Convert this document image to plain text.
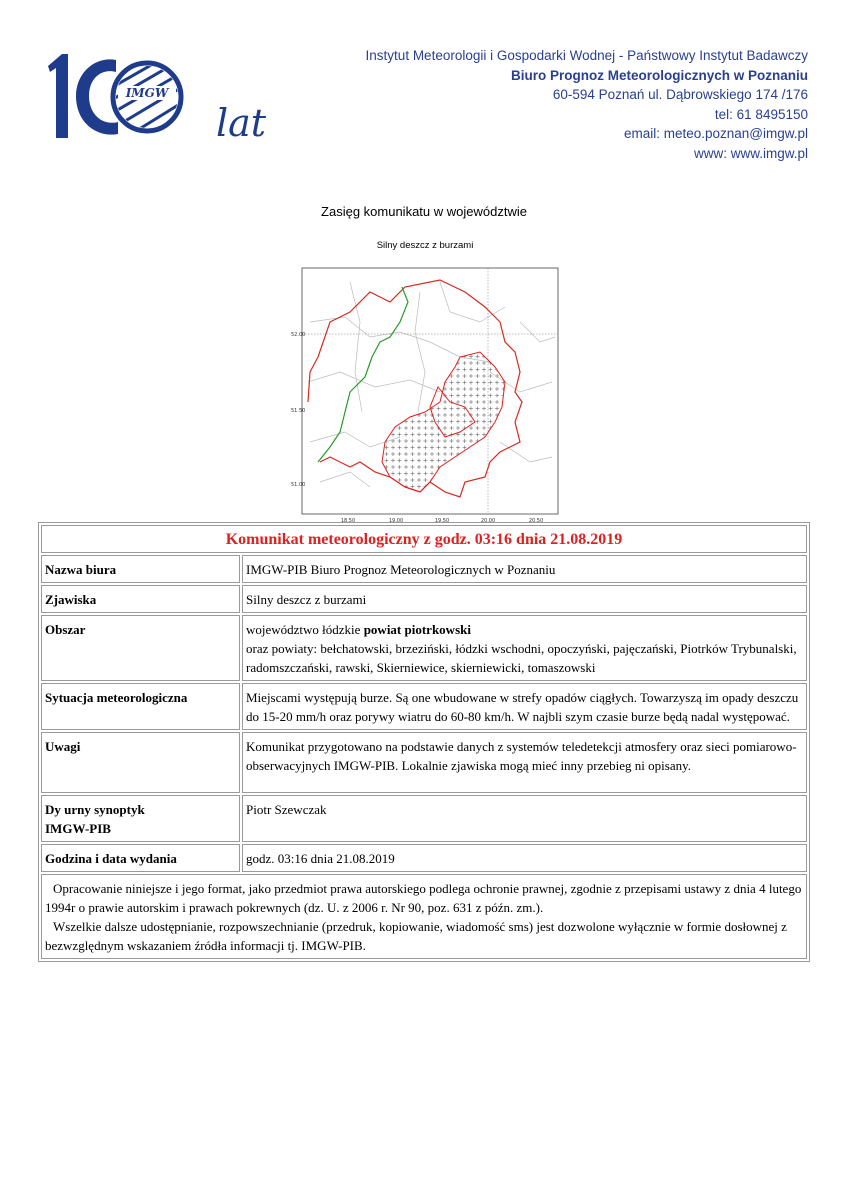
IMGW
lat
Instytut Meteorologii i Gospodarki Wodnej - Państwowy Instytut Badawczy
Biuro Prognoz Meteorologicznych w Poznaniu
60-594 Poznań ul. Dąbrowskiego 174 /176
tel: 61 8495150
email: meteo.poznan@imgw.pl
www: www.imgw.pl
Zasięg komunikatu w województwie
Silny deszcz z burzami
52.00
51.50
51.00
18.50	19.00	19.50	20.00	20.50
Komunikat meteorologiczny z godz. 03:16 dnia 21.08.2019	
Nazwa biura	IMGW-PIB Biuro Prognoz Meteorologicznych w Poznaniu
Zjawiska	Silny deszcz z burzami
Obszar	województwo łódzkie powiat piotrkowski
oraz powiaty: bełchatowski, brzeziński, łódzki wschodni, opoczyński, pajęczański, Piotrków Trybunalski, radomszczański, rawski, Skierniewice, skierniewicki, tomaszowski
Sytuacja meteorologiczna	Miejscami występują burze. Są one wbudowane w strefy opadów ciągłych. Towarzyszą im opady deszczu do 15-20 mm/h oraz porywy wiatru do 60-80 km/h. W najbli szym czasie burze będą nadal występować.
Uwagi	Komunikat przygotowano na podstawie danych z systemów teledetekcji atmosfery oraz sieci pomiarowo-obserwacyjnych IMGW-PIB. Lokalnie zjawiska mogą mieć inny przebieg ni opisany.
Dy urny synoptyk
IMGW-PIB	Piotr Szewczak
Godzina i data wydania	godz. 03:16 dnia 21.08.2019
Opracowanie niniejsze i jego format, jako przedmiot prawa autorskiego podlega ochronie prawnej, zgodnie z przepisami ustawy z dnia 4 lutego 1994r o prawie autorskim i prawach pokrewnych (dz. U. z 2006 r. Nr 90, poz. 631 z późn. zm.).
Wszelkie dalsze udostępnianie, rozpowszechnianie (przedruk, kopiowanie, wiadomość sms) jest dozwolone wyłącznie w formie dosłownej z bezwzględnym wskazaniem źródła informacji tj. IMGW-PIB.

____

### Given instruction
Find each line holding "dnia". Copy it out.

### Task answer
Komunikat meteorologiczny z godz. 03:16 dnia 21.08.2019	
Godzina i data wydania	godz. 03:16 dnia 21.08.2019
Opracowanie niniejsze i jego format, jako przedmiot prawa autorskiego podlega ochronie prawnej, zgodnie z przepisami ustawy z dnia 4 lutego 1994r o prawie autorskim i prawach pokrewnych (dz. U. z 2006 r. Nr 90, poz. 631 z późn. zm.).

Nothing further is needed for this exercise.